● WHAT THE EXERCISE ASKS
Skip the pictures and quote all of the lines exactly.
*** SUPPLIED RECORDS
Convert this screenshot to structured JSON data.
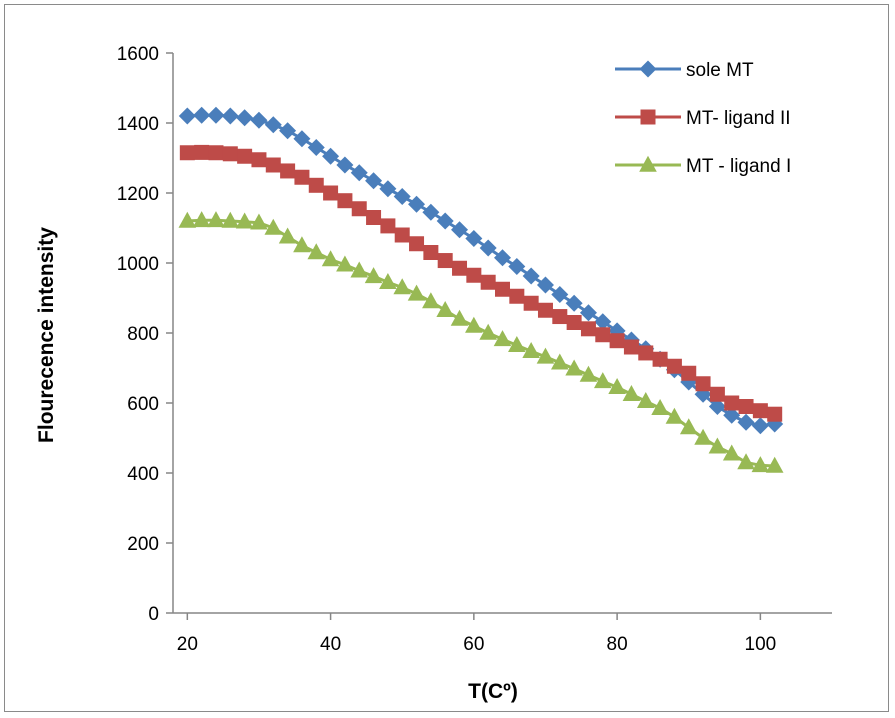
{
  "chart_data": {
    "type": "line",
    "title": "",
    "xlabel": "T(Cº)",
    "ylabel": "Flourecence intensity",
    "xlim": [
      18,
      110
    ],
    "ylim": [
      0,
      1600
    ],
    "xticks": [
      20,
      40,
      60,
      80,
      100
    ],
    "yticks": [
      0,
      200,
      400,
      600,
      800,
      1000,
      1200,
      1400,
      1600
    ],
    "grid": false,
    "legend_position": "top-right",
    "x": [
      20,
      22,
      24,
      26,
      28,
      30,
      32,
      34,
      36,
      38,
      40,
      42,
      44,
      46,
      48,
      50,
      52,
      54,
      56,
      58,
      60,
      62,
      64,
      66,
      68,
      70,
      72,
      74,
      76,
      78,
      80,
      82,
      84,
      86,
      88,
      90,
      92,
      94,
      96,
      98,
      100,
      102
    ],
    "series": [
      {
        "name": "sole MT",
        "color": "#4a7ebb",
        "marker": "diamond",
        "values": [
          1420,
          1422,
          1422,
          1420,
          1415,
          1408,
          1395,
          1378,
          1355,
          1330,
          1305,
          1280,
          1258,
          1235,
          1212,
          1190,
          1168,
          1145,
          1120,
          1095,
          1070,
          1043,
          1015,
          990,
          963,
          937,
          910,
          885,
          858,
          832,
          806,
          780,
          755,
          725,
          695,
          660,
          625,
          590,
          565,
          545,
          535,
          540
        ]
      },
      {
        "name": "MT- ligand II",
        "color": "#be4b48",
        "marker": "square",
        "values": [
          1315,
          1316,
          1315,
          1312,
          1305,
          1295,
          1280,
          1263,
          1245,
          1222,
          1200,
          1178,
          1155,
          1130,
          1106,
          1080,
          1055,
          1030,
          1007,
          985,
          965,
          945,
          925,
          905,
          885,
          865,
          847,
          830,
          812,
          795,
          778,
          760,
          743,
          725,
          705,
          685,
          655,
          625,
          600,
          590,
          578,
          568
        ]
      },
      {
        "name": "MT - ligand I",
        "color": "#98b954",
        "marker": "triangle",
        "values": [
          1120,
          1122,
          1122,
          1120,
          1118,
          1115,
          1100,
          1075,
          1050,
          1030,
          1010,
          995,
          978,
          962,
          945,
          930,
          912,
          890,
          865,
          840,
          820,
          800,
          782,
          765,
          748,
          732,
          715,
          698,
          680,
          662,
          645,
          625,
          605,
          585,
          560,
          530,
          500,
          475,
          455,
          430,
          422,
          420
        ]
      }
    ]
  }
}
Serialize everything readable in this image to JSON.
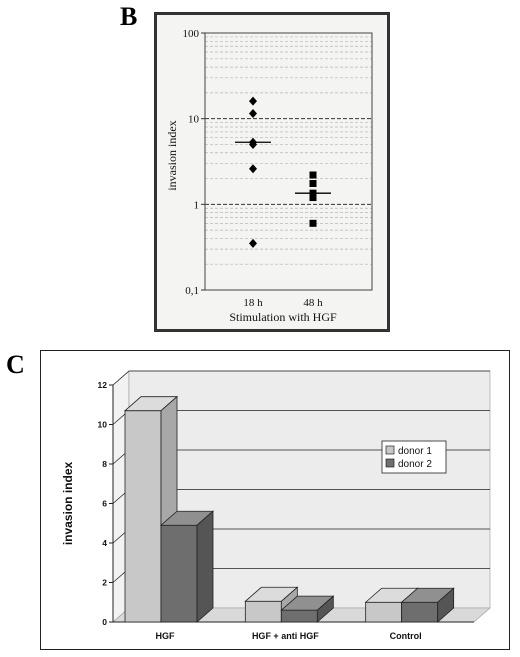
{
  "panel_b": {
    "letter": "B"
  },
  "panel_c": {
    "letter": "C"
  },
  "colors": {
    "donor1_front": "#c8c8c8",
    "donor1_top": "#dcdcdc",
    "donor1_side": "#a8a8a8",
    "donor2_front": "#6e6e6e",
    "donor2_top": "#909090",
    "donor2_side": "#555555"
  },
  "chart_data": [
    {
      "type": "scatter",
      "title": "",
      "xlabel": "Stimulation with HGF",
      "ylabel": "invasion index",
      "y_scale": "log",
      "ylim": [
        0.1,
        100
      ],
      "y_ticks": [
        {
          "value": 100,
          "label": "100"
        },
        {
          "value": 10,
          "label": "10"
        },
        {
          "value": 1,
          "label": "1"
        },
        {
          "value": 0.1,
          "label": "0,1"
        }
      ],
      "categories": [
        "18 h",
        "48 h"
      ],
      "series": [
        {
          "marker": "diamond",
          "category": "18 h",
          "values": [
            16,
            11.5,
            5.3,
            5.0,
            2.6,
            0.35
          ],
          "median": 5.3
        },
        {
          "marker": "square",
          "category": "48 h",
          "values": [
            2.2,
            1.75,
            1.35,
            1.2,
            0.6
          ],
          "median": 1.35
        }
      ],
      "grid": true,
      "legend": "none"
    },
    {
      "type": "bar",
      "style": "3d",
      "title": "",
      "xlabel": "",
      "ylabel": "invasion index",
      "ylim": [
        0,
        12
      ],
      "y_ticks": [
        0,
        2,
        4,
        6,
        8,
        10,
        12
      ],
      "categories": [
        "HGF",
        "HGF + anti HGF",
        "Control"
      ],
      "series": [
        {
          "name": "donor 1",
          "values": [
            10.7,
            1.05,
            1.0
          ]
        },
        {
          "name": "donor 2",
          "values": [
            4.9,
            0.6,
            1.0
          ]
        }
      ],
      "grid": true,
      "legend": "right"
    }
  ]
}
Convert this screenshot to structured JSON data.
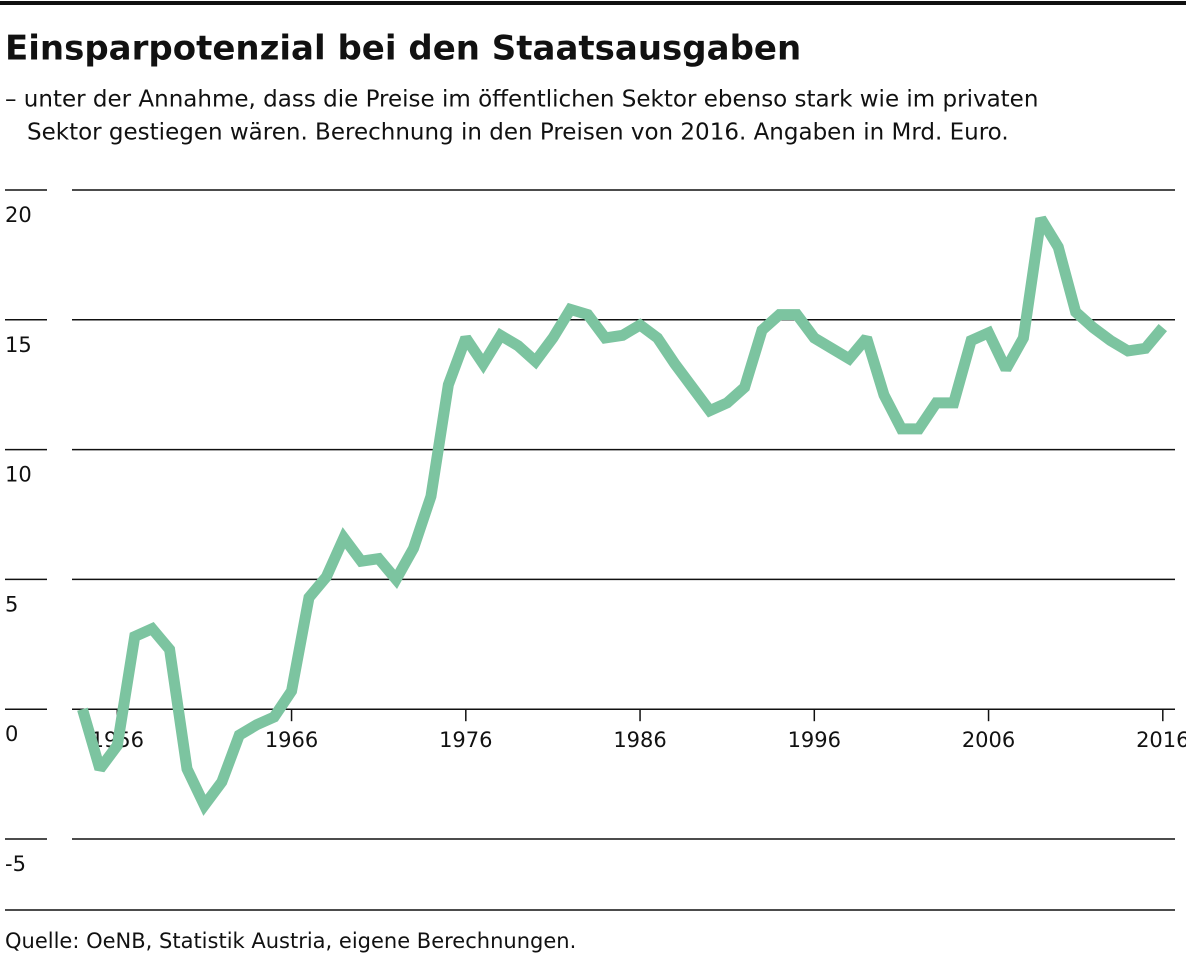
******
● CORRECT OUTPUT
Convert this screenshot to structured JSON data.
{
  "chart_data": {
    "type": "line",
    "title": "",
    "xlabel": "T(Cº)",
    "ylabel": "Flourecence intensity",
    "xlim": [
      18,
      110
    ],
    "ylim": [
      0,
      1600
    ],
    "xticks": [
      20,
      40,
      60,
      80,
      100
    ],
    "yticks": [
      0,
      200,
      400,
      600,
      800,
      1000,
      1200,
      1400,
      1600
    ],
    "grid": false,
    "legend_position": "top-right",
    "x": [
      20,
      22,
      24,
      26,
      28,
      30,
      32,
      34,
      36,
      38,
      40,
      42,
      44,
      46,
      48,
      50,
      52,
      54,
      56,
      58,
      60,
      62,
      64,
      66,
      68,
      70,
      72,
      74,
      76,
      78,
      80,
      82,
      84,
      86,
      88,
      90,
      92,
      94,
      96,
      98,
      100,
      102
    ],
    "series": [
      {
        "name": "sole MT",
        "color": "#4a7ebb",
        "marker": "diamond",
        "values": [
          1420,
          1422,
          1422,
          1420,
          1415,
          1408,
          1395,
          1378,
          1355,
          1330,
          1305,
          1280,
          1258,
          1235,
          1212,
          1190,
          1168,
          1145,
          1120,
          1095,
          1070,
          1043,
          1015,
          990,
          963,
          937,
          910,
          885,
          858,
          832,
          806,
          780,
          755,
          725,
          695,
          660,
          625,
          590,
          565,
          545,
          535,
          540
        ]
      },
      {
        "name": "MT- ligand II",
        "color": "#be4b48",
        "marker": "square",
        "values": [
          1315,
          1316,
          1315,
          1312,
          1305,
          1295,
          1280,
          1263,
          1245,
          1222,
          1200,
          1178,
          1155,
          1130,
          1106,
          1080,
          1055,
          1030,
          1007,
          985,
          965,
          945,
          925,
          905,
          885,
          865,
          847,
          830,
          812,
          795,
          778,
          760,
          743,
          725,
          705,
          685,
          655,
          625,
          600,
          590,
          578,
          568
        ]
      },
      {
        "name": "MT - ligand I",
        "color": "#98b954",
        "marker": "triangle",
        "values": [
          1120,
          1122,
          1122,
          1120,
          1118,
          1115,
          1100,
          1075,
          1050,
          1030,
          1010,
          995,
          978,
          962,
          945,
          930,
          912,
          890,
          865,
          840,
          820,
          800,
          782,
          765,
          748,
          732,
          715,
          698,
          680,
          662,
          645,
          625,
          605,
          585,
          560,
          530,
          500,
          475,
          455,
          430,
          422,
          420
        ]
      }
    ]
  }
}
Serialize everything readable in this image to JSON.
{
  "panel_b": {
    "letter": "B"
  },
  "panel_c": {
    "letter": "C"
  },
  "colors": {
    "donor1_front": "#c8c8c8",
    "donor1_top": "#dcdcdc",
    "donor1_side": "#a8a8a8",
    "donor2_front": "#6e6e6e",
    "donor2_top": "#909090",
    "donor2_side": "#555555"
  },
  "chart_data": [
    {
      "type": "scatter",
      "title": "",
      "xlabel": "Stimulation with HGF",
      "ylabel": "invasion index",
      "y_scale": "log",
      "ylim": [
        0.1,
        100
      ],
      "y_ticks": [
        {
          "value": 100,
          "label": "100"
        },
        {
          "value": 10,
          "label": "10"
        },
        {
          "value": 1,
          "label": "1"
        },
        {
          "value": 0.1,
          "label": "0,1"
        }
      ],
      "categories": [
        "18 h",
        "48 h"
      ],
      "series": [
        {
          "marker": "diamond",
          "category": "18 h",
          "values": [
            16,
            11.5,
            5.3,
            5.0,
            2.6,
            0.35
          ],
          "median": 5.3
        },
        {
          "marker": "square",
          "category": "48 h",
          "values": [
            2.2,
            1.75,
            1.35,
            1.2,
            0.6
          ],
          "median": 1.35
        }
      ],
      "grid": true,
      "legend": "none"
    },
    {
      "type": "bar",
      "style": "3d",
      "title": "",
      "xlabel": "",
      "ylabel": "invasion index",
      "ylim": [
        0,
        12
      ],
      "y_ticks": [
        0,
        2,
        4,
        6,
        8,
        10,
        12
      ],
      "categories": [
        "HGF",
        "HGF + anti HGF",
        "Control"
      ],
      "series": [
        {
          "name": "donor 1",
          "values": [
            10.7,
            1.05,
            1.0
          ]
        },
        {
          "name": "donor 2",
          "values": [
            4.9,
            0.6,
            1.0
          ]
        }
      ],
      "grid": true,
      "legend": "right"
    }
  ]
}
Convert this screenshot to structured JSON data.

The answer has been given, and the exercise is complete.